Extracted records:
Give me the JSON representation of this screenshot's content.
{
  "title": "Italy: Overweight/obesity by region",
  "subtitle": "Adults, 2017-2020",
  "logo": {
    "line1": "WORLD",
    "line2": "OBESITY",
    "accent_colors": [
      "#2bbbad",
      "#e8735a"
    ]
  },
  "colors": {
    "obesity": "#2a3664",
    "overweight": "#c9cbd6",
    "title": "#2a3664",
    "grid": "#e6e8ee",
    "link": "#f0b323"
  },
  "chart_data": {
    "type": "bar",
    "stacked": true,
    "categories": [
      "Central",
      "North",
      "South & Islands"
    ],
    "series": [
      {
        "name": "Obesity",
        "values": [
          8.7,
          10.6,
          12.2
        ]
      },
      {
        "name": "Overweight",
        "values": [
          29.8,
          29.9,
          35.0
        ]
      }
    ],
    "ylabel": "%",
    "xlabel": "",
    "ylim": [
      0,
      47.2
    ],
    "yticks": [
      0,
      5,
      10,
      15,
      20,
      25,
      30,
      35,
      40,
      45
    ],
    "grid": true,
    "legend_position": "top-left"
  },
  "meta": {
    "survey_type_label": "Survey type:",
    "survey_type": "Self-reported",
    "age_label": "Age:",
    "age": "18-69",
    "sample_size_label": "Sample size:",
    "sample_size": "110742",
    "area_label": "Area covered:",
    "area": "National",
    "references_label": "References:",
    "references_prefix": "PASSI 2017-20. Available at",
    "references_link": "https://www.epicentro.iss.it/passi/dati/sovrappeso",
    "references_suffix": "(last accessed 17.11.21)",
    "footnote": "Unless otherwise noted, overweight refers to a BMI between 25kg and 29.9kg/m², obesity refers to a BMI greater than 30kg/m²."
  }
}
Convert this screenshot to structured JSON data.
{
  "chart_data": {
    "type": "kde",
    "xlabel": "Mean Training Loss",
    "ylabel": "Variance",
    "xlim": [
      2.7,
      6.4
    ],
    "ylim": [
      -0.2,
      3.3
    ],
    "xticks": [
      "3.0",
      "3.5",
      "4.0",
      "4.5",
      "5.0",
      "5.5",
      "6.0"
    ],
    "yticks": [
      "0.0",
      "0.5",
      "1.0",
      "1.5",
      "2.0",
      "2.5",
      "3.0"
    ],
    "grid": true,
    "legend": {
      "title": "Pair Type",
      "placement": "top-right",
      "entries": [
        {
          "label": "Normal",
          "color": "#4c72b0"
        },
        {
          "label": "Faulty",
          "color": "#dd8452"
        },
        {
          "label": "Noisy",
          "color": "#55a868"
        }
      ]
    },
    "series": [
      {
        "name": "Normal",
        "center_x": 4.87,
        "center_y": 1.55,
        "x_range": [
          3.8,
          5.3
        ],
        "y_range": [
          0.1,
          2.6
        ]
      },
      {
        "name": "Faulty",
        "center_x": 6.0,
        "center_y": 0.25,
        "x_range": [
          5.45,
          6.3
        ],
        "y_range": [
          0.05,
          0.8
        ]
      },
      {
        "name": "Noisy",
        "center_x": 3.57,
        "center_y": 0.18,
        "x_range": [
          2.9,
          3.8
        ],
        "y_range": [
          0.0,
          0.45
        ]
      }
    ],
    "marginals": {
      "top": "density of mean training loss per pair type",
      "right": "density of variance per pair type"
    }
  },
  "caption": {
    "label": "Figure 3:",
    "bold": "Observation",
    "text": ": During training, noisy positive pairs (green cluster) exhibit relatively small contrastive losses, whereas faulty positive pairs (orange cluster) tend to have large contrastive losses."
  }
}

- [Do this]: Pull out the lines above in which the word "screenshot" appears.

- [Result]:
Give me the JSON representation of this screenshot's content.
Convert this screenshot to structured JSON data.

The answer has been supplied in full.